» **RECORDS FOR THE EXERCISE**

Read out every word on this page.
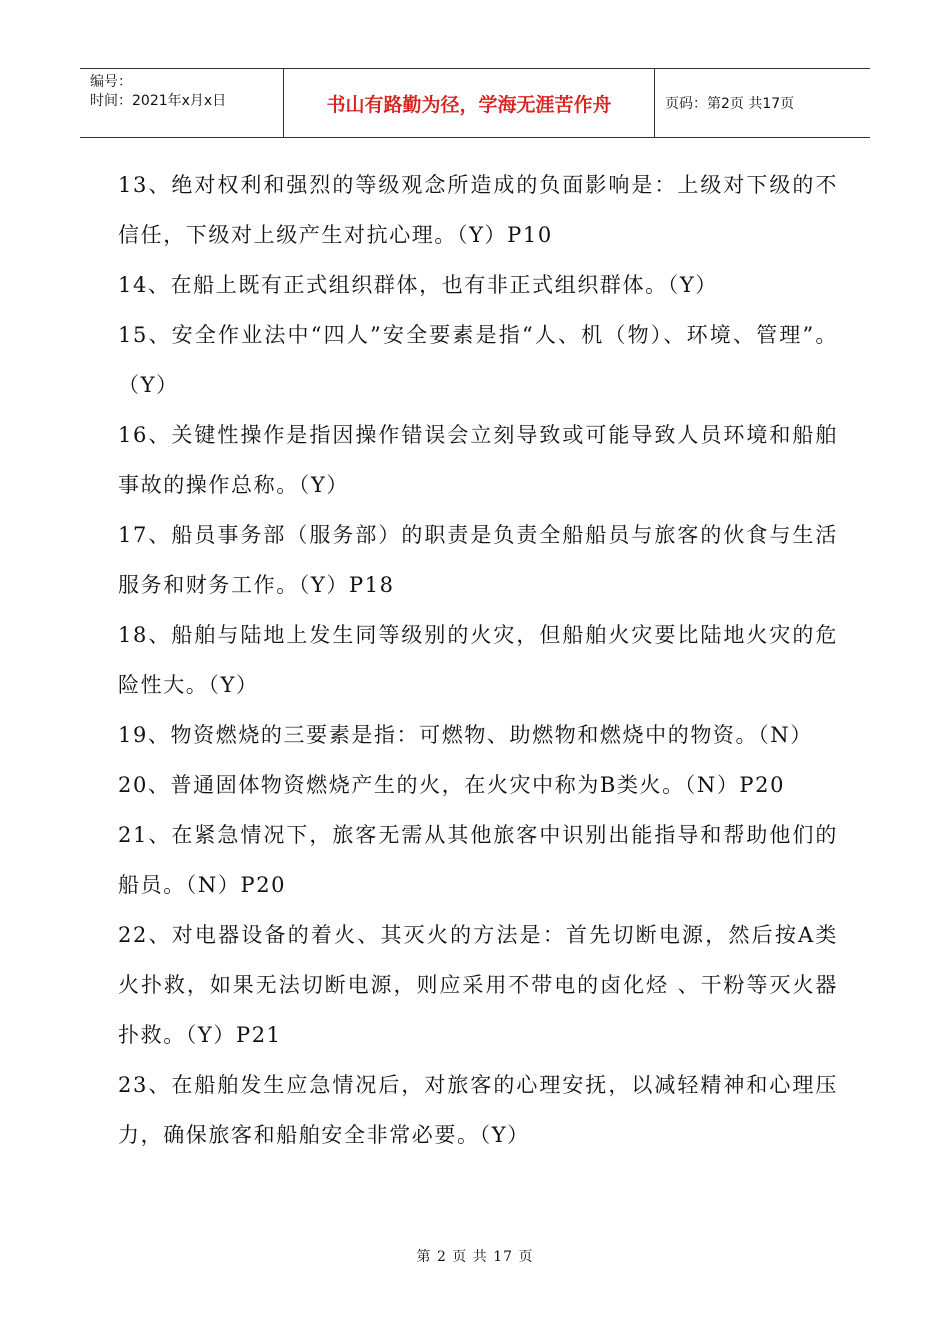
编号：
时间：2021年x月x日	书山有路勤为径，学海无涯苦作舟	页码：第2页 共17页

13、绝对权利和强烈的等级观念所造成的负面影响是：上级对下级的不信任，下级对上级产生对抗心理。（Y）P10

14、在船上既有正式组织群体，也有非正式组织群体。（Y）

15、安全作业法中“四人”安全要素是指“人、机（物）、环境、管理”。（Y）

16、关键性操作是指因操作错误会立刻导致或可能导致人员环境和船舶事故的操作总称。（Y）

17、船员事务部（服务部）的职责是负责全船船员与旅客的伙食与生活服务和财务工作。（Y）P18

18、船舶与陆地上发生同等级别的火灾，但船舶火灾要比陆地火灾的危险性大。（Y）

19、物资燃烧的三要素是指：可燃物、助燃物和燃烧中的物资。（N）

20、普通固体物资燃烧产生的火，在火灾中称为B类火。（N）P20

21、在紧急情况下，旅客无需从其他旅客中识别出能指导和帮助他们的船员。（N）P20

22、对电器设备的着火、其灭火的方法是：首先切断电源，然后按A类火扑救，如果无法切断电源，则应采用不带电的卤化烃 、干粉等灭火器扑救。（Y）P21

23、在船舶发生应急情况后，对旅客的心理安抚，以减轻精神和心理压力，确保旅客和船舶安全非常必要。（Y）

第 2 页 共 17 页
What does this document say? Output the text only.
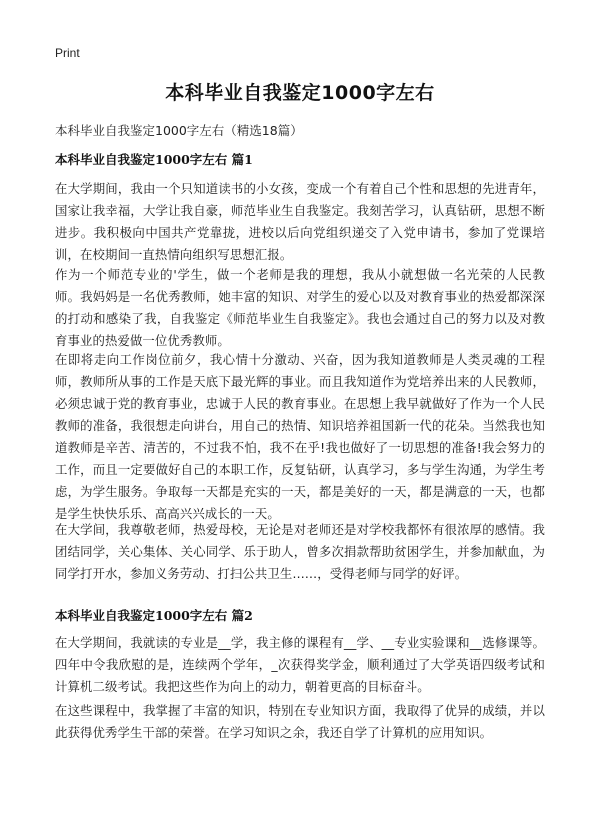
Print
本科毕业自我鉴定1000字左右
本科毕业自我鉴定1000字左右（精选18篇）
本科毕业自我鉴定1000字左右 篇1
在大学期间，我由一个只知道读书的小女孩，变成一个有着自己个性和思想的先进青年，国家让我幸福，大学让我自豪，师范毕业生自我鉴定。我刻苦学习，认真钻研，思想不断进步。我积极向中国共产党靠拢，进校以后向党组织递交了入党申请书，参加了党课培训，在校期间一直热情向组织写思想汇报。
作为一个师范专业的'学生，做一个老师是我的理想，我从小就想做一名光荣的人民教师。我妈妈是一名优秀教师，她丰富的知识、对学生的爱心以及对教育事业的热爱都深深的打动和感染了我，自我鉴定《师范毕业生自我鉴定》。我也会通过自己的努力以及对教育事业的热爱做一位优秀教师。
在即将走向工作岗位前夕，我心情十分激动、兴奋，因为我知道教师是人类灵魂的工程师，教师所从事的工作是天底下最光辉的事业。而且我知道作为党培养出来的人民教师，必须忠诚于党的教育事业，忠诚于人民的教育事业。在思想上我早就做好了作为一个人民教师的准备，我很想走向讲台，用自己的热情、知识培养祖国新一代的花朵。当然我也知道教师是辛苦、清苦的，不过我不怕，我不在乎!我也做好了一切思想的准备!我会努力的工作，而且一定要做好自己的本职工作，反复钻研，认真学习，多与学生沟通，为学生考虑，为学生服务。争取每一天都是充实的一天，都是美好的一天，都是满意的一天，也都是学生快快乐乐、高高兴兴成长的一天。
在大学间，我尊敬老师，热爱母校，无论是对老师还是对学校我都怀有很浓厚的感情。我团结同学，关心集体、关心同学、乐于助人，曾多次捐款帮助贫困学生，并参加献血，为同学打开水，参加义务劳动、打扫公共卫生……，受得老师与同学的好评。
本科毕业自我鉴定1000字左右 篇2
在大学期间，我就读的专业是__学，我主修的课程有__学、__专业实验课和__选修课等。四年中令我欣慰的是，连续两个学年，_次获得奖学金，顺利通过了大学英语四级考试和计算机二级考试。我把这些作为向上的动力，朝着更高的目标奋斗。
在这些课程中，我掌握了丰富的知识，特别在专业知识方面，我取得了优异的成绩，并以此获得优秀学生干部的荣誉。在学习知识之余，我还自学了计算机的应用知识。
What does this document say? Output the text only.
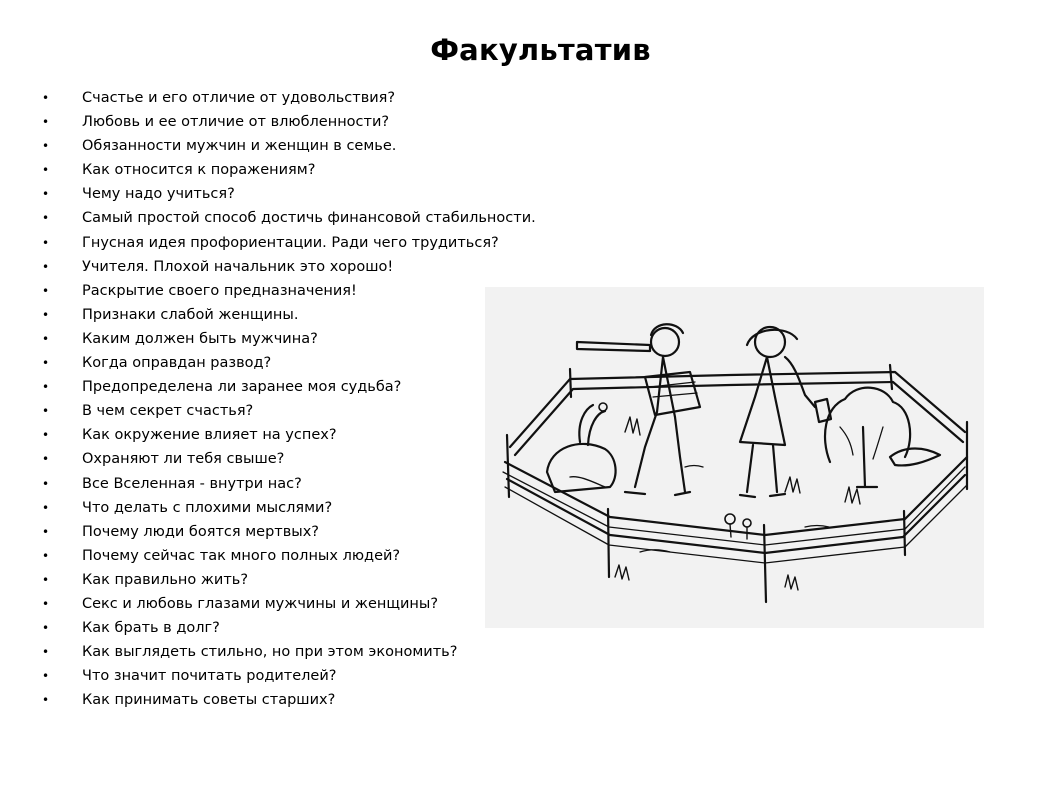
Факультатив
• Счастье и его отличие от удовольствия?
• Любовь и ее отличие от влюбленности?
• Обязанности мужчин и женщин в семье.
• Как относится к поражениям?
• Чему надо учиться?
• Самый простой способ достичь финансовой стабильности.
• Гнусная идея профориентации. Ради чего трудиться?
• Учителя. Плохой начальник это хорошо!
• Раскрытие своего предназначения!
• Признаки слабой женщины.
• Каким должен быть мужчина?
• Когда оправдан развод?
• Предопределена ли заранее моя судьба?
• В чем секрет счастья?
• Как окружение влияет на успех?
• Охраняют ли тебя свыше?
• Все Вселенная - внутри нас?
• Что делать с плохими мыслями?
• Почему люди боятся мертвых?
• Почему сейчас так много полных людей?
• Как правильно жить?
• Секс и любовь глазами мужчины и женщины?
• Как брать в долг?
• Как выглядеть стильно, но при этом экономить?
• Что значит почитать родителей?
• Как принимать советы старших?
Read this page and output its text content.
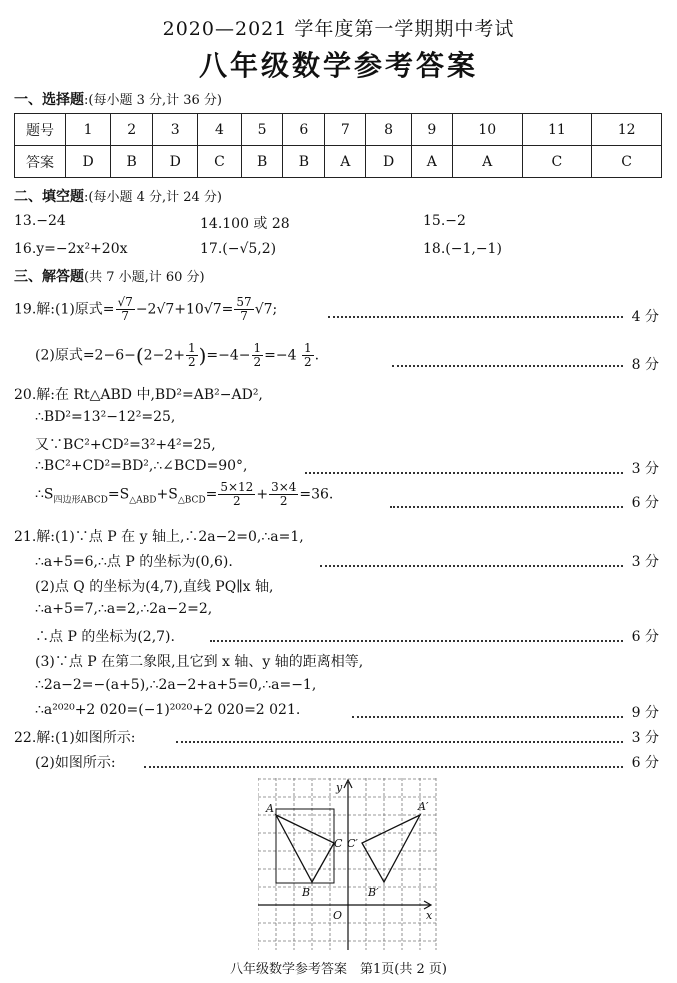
2020—2021 学年度第一学期期中考试
八年级数学参考答案
一、选择题:(每小题 3 分,计 36 分)
题号	1	2	3	4	5	6	7	8	9	10	11	12
答案	D	B	D	C	B	B	A	D	A	A	C	C
二、填空题:(每小题 4 分,计 24 分)
13.−24	14.100 或 28	15.−2
16.y=−2x²+20x	17.(−√5,2)	18.(−1,−1)
三、解答题(共 7 小题,计 60 分)
19.解:(1)原式= $\frac{√7}{7} -2√7+10√7= \frac{57}{7} √7$;	4 分
(2)原式$=2-6-(2-2+ \frac{1}{2} )=-4- \frac{1}{2} =-4 \frac{1}{2}$ .
8 分
20.解:在 Rt△ABD 中,BD²=AB²−AD²,
∴BD²=13²−12²=25,
又∵BC²+CD²=3²+4²=25,
∴BC²+CD²=BD²,∴∠BCD=90°,	3 分
$\therefore S_{四边形ABCD}=S_{\triangle ABD}+S_{\triangle BCD}= \frac{5\times 12}{2} + \frac{3\times 4}{2} =36$.
6 分
21.解:(1)∵点 P 在 y 轴上,∴2a−2=0,∴a=1,
∴a+5=6,∴点 P 的坐标为(0,6).	3 分
(2)点 Q 的坐标为(4,7),直线 PQ∥x 轴,
∴a+5=7,∴a=2,∴2a−2=2,
∴点 P 的坐标为(2,7).	6 分
(3)∵点 P 在第二象限,且它到 x 轴、y 轴的距离相等,
∴2a−2=−(a+5),∴2a−2+a+5=0,∴a=−1,
∴a²⁰²⁰+2 020=(−1)²⁰²⁰+2 020=2 021.	9 分
22.解:(1)如图所示:	3 分
(2)如图所示:	6 分
A
B
C
A′
B′
C′
O	x
y
八年级数学参考答案　第1页(共 2 页)
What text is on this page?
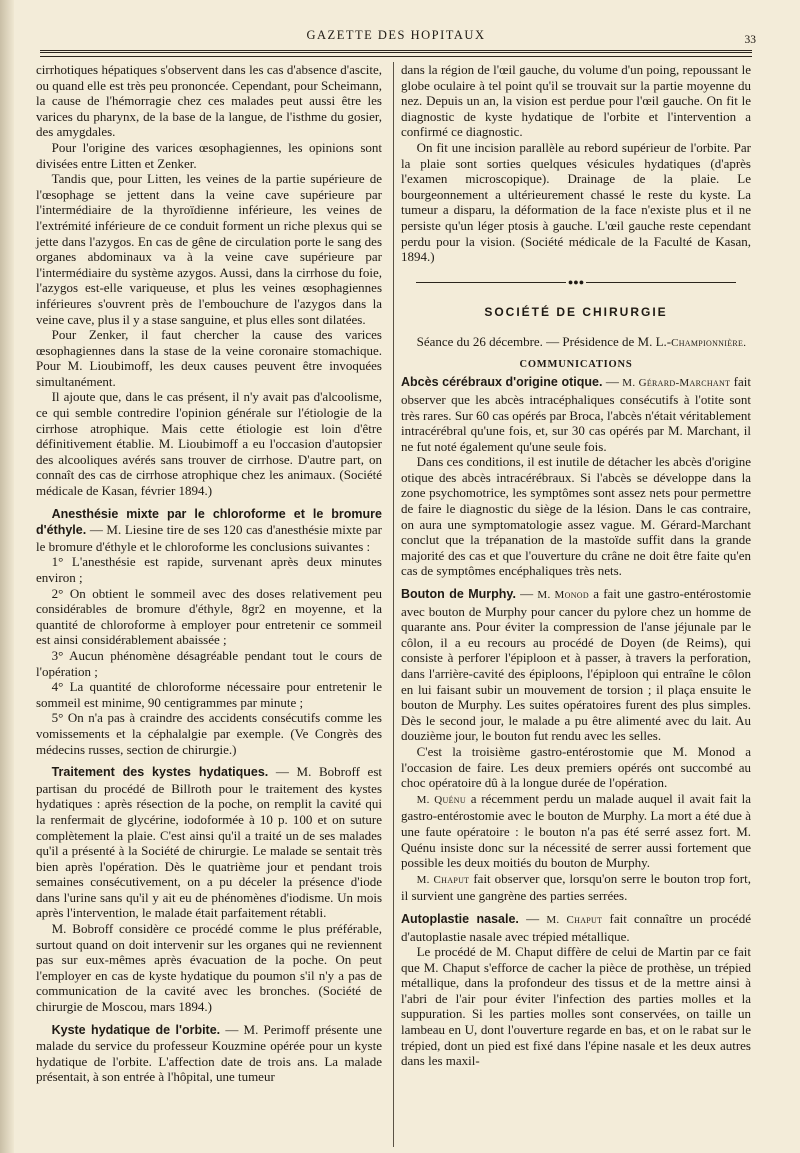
GAZETTE DES HOPITAUX	33

cirrhotiques hépatiques s'observent dans les cas d'absence d'ascite, ou quand elle est très peu prononcée. Cependant, pour Scheimann, la cause de l'hémorragie chez ces malades peut aussi être les varices du pharynx, de la base de la langue, de l'isthme du gosier, des amygdales.

Pour l'origine des varices œsophagiennes, les opinions sont divisées entre Litten et Zenker.

Tandis que, pour Litten, les veines de la partie supérieure de l'œsophage se jettent dans la veine cave supérieure par l'intermédiaire de la thyroïdienne inférieure, les veines de l'extrémité inférieure de ce conduit forment un riche plexus qui se jette dans l'azygos. En cas de gêne de circulation porte le sang des organes abdominaux va à la veine cave supérieure par l'intermédiaire du système azygos. Aussi, dans la cirrhose du foie, l'azygos est-elle variqueuse, et plus les veines œsophagiennes inférieures s'ouvrent près de l'embouchure de l'azygos dans la veine cave, plus il y a stase sanguine, et plus elles sont dilatées.

Pour Zenker, il faut chercher la cause des varices œsophagiennes dans la stase de la veine coronaire stomachique. Pour M. Lioubimoff, les deux causes peuvent être invoquées simultanément.

Il ajoute que, dans le cas présent, il n'y avait pas d'alcoolisme, ce qui semble contredire l'opinion générale sur l'étiologie de la cirrhose atrophique. Mais cette étiologie est loin d'être définitivement établie. M. Lioubimoff a eu l'occasion d'autopsier des alcooliques avérés sans trouver de cirrhose. D'autre part, on connaît des cas de cirrhose atrophique chez les animaux. (Société médicale de Kasan, février 1894.)

Anesthésie mixte par le chloroforme et le bromure d'éthyle. — M. Liesine tire de ses 120 cas d'anesthésie mixte par le bromure d'éthyle et le chloroforme les conclusions suivantes :

1° L'anesthésie est rapide, survenant après deux minutes environ ;

2° On obtient le sommeil avec des doses relativement peu considérables de bromure d'éthyle, 8gr2 en moyenne, et la quantité de chloroforme à employer pour entretenir ce sommeil est ainsi considérablement abaissée ;

3° Aucun phénomène désagréable pendant tout le cours de l'opération ;

4° La quantité de chloroforme nécessaire pour entretenir le sommeil est minime, 90 centigrammes par minute ;

5° On n'a pas à craindre des accidents consécutifs comme les vomissements et la céphalalgie par exemple. (Ve Congrès des médecins russes, section de chirurgie.)

Traitement des kystes hydatiques. — M. Bobroff est partisan du procédé de Billroth pour le traitement des kystes hydatiques : après résection de la poche, on remplit la cavité qui la renfermait de glycérine, iodoformée à 10 p. 100 et on suture complètement la plaie. C'est ainsi qu'il a traité un de ses malades qu'il a présenté à la Société de chirurgie. Le malade se sentait très bien après l'opération. Dès le quatrième jour et pendant trois semaines consécutivement, on a pu déceler la présence d'iode dans l'urine sans qu'il y ait eu de phénomènes d'iodisme. Un mois après l'intervention, le malade était parfaitement rétabli.

M. Bobroff considère ce procédé comme le plus préférable, surtout quand on doit intervenir sur les organes qui ne reviennent pas sur eux-mêmes après évacuation de la poche. On peut l'employer en cas de kyste hydatique du poumon s'il n'y a pas de communication de la cavité avec les bronches. (Société de chirurgie de Moscou, mars 1894.)

Kyste hydatique de l'orbite. — M. Perimoff présente une malade du service du professeur Kouzmine opérée pour un kyste hydatique de l'orbite. L'affection date de trois ans. La malade présentait, à son entrée à l'hôpital, une tumeur

dans la région de l'œil gauche, du volume d'un poing, repoussant le globe oculaire à tel point qu'il se trouvait sur la partie moyenne du nez. Depuis un an, la vision est perdue pour l'œil gauche. On fit le diagnostic de kyste hydatique de l'orbite et l'intervention a confirmé ce diagnostic.

On fit une incision parallèle au rebord supérieur de l'orbite. Par la plaie sont sorties quelques vésicules hydatiques (d'après l'examen microscopique). Drainage de la plaie. Le bourgeonnement a ultérieurement chassé le reste du kyste. La tumeur a disparu, la déformation de la face n'existe plus et il ne persiste qu'un léger ptosis à gauche. L'œil gauche reste cependant perdu pour la vision. (Société médicale de la Faculté de Kasan, 1894.)

●●●
SOCIÉTÉ DE CHIRURGIE

Séance du 26 décembre. — Présidence de M. L.-Championnière.

COMMUNICATIONS

Abcès cérébraux d'origine otique. — M. Gérard-Marchant fait observer que les abcès intracéphaliques consécutifs à l'otite sont très rares. Sur 60 cas opérés par Broca, l'abcès n'était véritablement intracérébral qu'une fois, et, sur 30 cas opérés par M. Marchant, il ne fut noté également qu'une seule fois.

Dans ces conditions, il est inutile de détacher les abcès d'origine otique des abcès intracérébraux. Si l'abcès se développe dans la zone psychomotrice, les symptômes sont assez nets pour permettre de faire le diagnostic du siège de la lésion. Dans le cas contraire, on aura une symptomatologie assez vague. M. Gérard-Marchant conclut que la trépanation de la mastoïde suffit dans la grande majorité des cas et que l'ouverture du crâne ne doit être faite qu'en cas de symptômes encéphaliques très nets.

Bouton de Murphy. — M. Monod a fait une gastro-entérostomie avec bouton de Murphy pour cancer du pylore chez un homme de quarante ans. Pour éviter la compression de l'anse jéjunale par le côlon, il a eu recours au procédé de Doyen (de Reims), qui consiste à perforer l'épiploon et à passer, à travers la perforation, dans l'arrière-cavité des épiploons, l'épiploon qui entraîne le côlon en lui faisant subir un mouvement de torsion ; il plaça ensuite le bouton de Murphy. Les suites opératoires furent des plus simples. Dès le second jour, le malade a pu être alimenté avec du lait. Au douzième jour, le bouton fut rendu avec les selles.

C'est la troisième gastro-entérostomie que M. Monod a l'occasion de faire. Les deux premiers opérés ont succombé au choc opératoire dû à la longue durée de l'opération.

M. Quénu a récemment perdu un malade auquel il avait fait la gastro-entérostomie avec le bouton de Murphy. La mort a été due à une faute opératoire : le bouton n'a pas été serré assez fort. M. Quénu insiste donc sur la nécessité de serrer aussi fortement que possible les deux moitiés du bouton de Murphy.

M. Chaput fait observer que, lorsqu'on serre le bouton trop fort, il survient une gangrène des parties serrées.

Autoplastie nasale. — M. Chaput fait connaître un procédé d'autoplastie nasale avec trépied métallique.

Le procédé de M. Chaput diffère de celui de Martin par ce fait que M. Chaput s'efforce de cacher la pièce de prothèse, un trépied métallique, dans la profondeur des tissus et de la mettre ainsi à l'abri de l'air pour éviter l'infection des parties molles et la suppuration. Si les parties molles sont conservées, on taille un lambeau en U, dont l'ouverture regarde en bas, et on le rabat sur le trépied, dont un pied est fixé dans l'épine nasale et les deux autres dans les maxil-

» **EXERCISE INSTRUCTIONS**
Where does the word "sommeil" appear? Return each line that holds it.

» **RESULT BELOW**
2° On obtient le sommeil avec des doses relativement peu considérables de bromure d'éthyle, 8gr2 en moyenne, et la quantité de chloroforme à employer pour entretenir ce sommeil est ainsi considérablement abaissée ;
4° La quantité de chloroforme nécessaire pour entretenir le sommeil est minime, 90 centigrammes par minute ;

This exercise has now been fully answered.